##### Exercise inputs

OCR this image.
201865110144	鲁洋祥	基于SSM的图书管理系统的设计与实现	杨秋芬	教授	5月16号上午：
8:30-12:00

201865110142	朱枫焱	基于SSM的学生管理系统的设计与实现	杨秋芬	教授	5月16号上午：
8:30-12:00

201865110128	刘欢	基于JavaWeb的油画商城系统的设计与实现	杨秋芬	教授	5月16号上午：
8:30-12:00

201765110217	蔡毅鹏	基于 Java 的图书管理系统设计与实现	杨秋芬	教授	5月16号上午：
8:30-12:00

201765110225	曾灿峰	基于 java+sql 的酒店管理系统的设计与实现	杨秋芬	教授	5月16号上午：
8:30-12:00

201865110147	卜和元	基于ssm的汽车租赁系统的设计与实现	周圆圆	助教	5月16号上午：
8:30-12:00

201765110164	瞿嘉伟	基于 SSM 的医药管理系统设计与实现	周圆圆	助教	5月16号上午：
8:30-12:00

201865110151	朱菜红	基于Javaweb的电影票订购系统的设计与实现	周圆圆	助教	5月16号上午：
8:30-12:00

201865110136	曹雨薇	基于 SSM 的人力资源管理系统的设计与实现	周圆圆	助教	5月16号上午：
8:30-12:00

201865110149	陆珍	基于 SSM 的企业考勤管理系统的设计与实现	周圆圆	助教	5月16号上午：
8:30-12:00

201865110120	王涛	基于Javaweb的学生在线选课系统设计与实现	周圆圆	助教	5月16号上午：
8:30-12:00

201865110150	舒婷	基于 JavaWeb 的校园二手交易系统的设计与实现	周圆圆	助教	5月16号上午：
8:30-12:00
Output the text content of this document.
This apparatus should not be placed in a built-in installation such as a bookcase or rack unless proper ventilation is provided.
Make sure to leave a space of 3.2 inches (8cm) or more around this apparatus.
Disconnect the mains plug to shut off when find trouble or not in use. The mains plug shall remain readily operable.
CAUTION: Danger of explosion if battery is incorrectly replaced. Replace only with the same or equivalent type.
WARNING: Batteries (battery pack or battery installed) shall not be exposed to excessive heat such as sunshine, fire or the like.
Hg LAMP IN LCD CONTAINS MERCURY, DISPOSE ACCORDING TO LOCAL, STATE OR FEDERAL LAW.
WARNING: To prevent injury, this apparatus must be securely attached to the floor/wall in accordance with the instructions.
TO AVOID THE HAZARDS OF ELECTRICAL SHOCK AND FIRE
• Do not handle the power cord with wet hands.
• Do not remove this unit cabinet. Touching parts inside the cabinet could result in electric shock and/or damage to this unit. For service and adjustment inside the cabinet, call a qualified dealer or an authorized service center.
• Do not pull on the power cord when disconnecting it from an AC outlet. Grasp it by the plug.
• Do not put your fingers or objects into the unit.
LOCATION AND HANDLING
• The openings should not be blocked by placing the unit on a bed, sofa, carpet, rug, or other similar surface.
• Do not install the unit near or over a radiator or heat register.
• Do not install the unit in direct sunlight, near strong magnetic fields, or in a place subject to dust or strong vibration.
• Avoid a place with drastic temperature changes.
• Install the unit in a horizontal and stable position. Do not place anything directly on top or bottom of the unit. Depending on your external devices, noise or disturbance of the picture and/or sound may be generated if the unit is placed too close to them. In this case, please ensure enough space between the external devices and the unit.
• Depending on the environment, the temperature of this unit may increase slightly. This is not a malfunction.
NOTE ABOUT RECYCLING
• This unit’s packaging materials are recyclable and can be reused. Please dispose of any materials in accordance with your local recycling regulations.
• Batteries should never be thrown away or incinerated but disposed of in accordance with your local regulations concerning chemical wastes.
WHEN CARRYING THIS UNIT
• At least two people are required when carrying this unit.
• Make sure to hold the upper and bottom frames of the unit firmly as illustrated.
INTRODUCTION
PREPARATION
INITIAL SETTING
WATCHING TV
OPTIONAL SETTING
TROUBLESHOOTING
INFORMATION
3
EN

##########

Exercise: Filter the entries down to the lines with the word "Batteries" in them.

Task answer:
WARNING: Batteries (battery pack or battery installed) shall not be exposed to excessive heat such as sunshine, fire or the like.
• Batteries should never be thrown away or incinerated but disposed of in accordance with your local regulations concerning chemical wastes.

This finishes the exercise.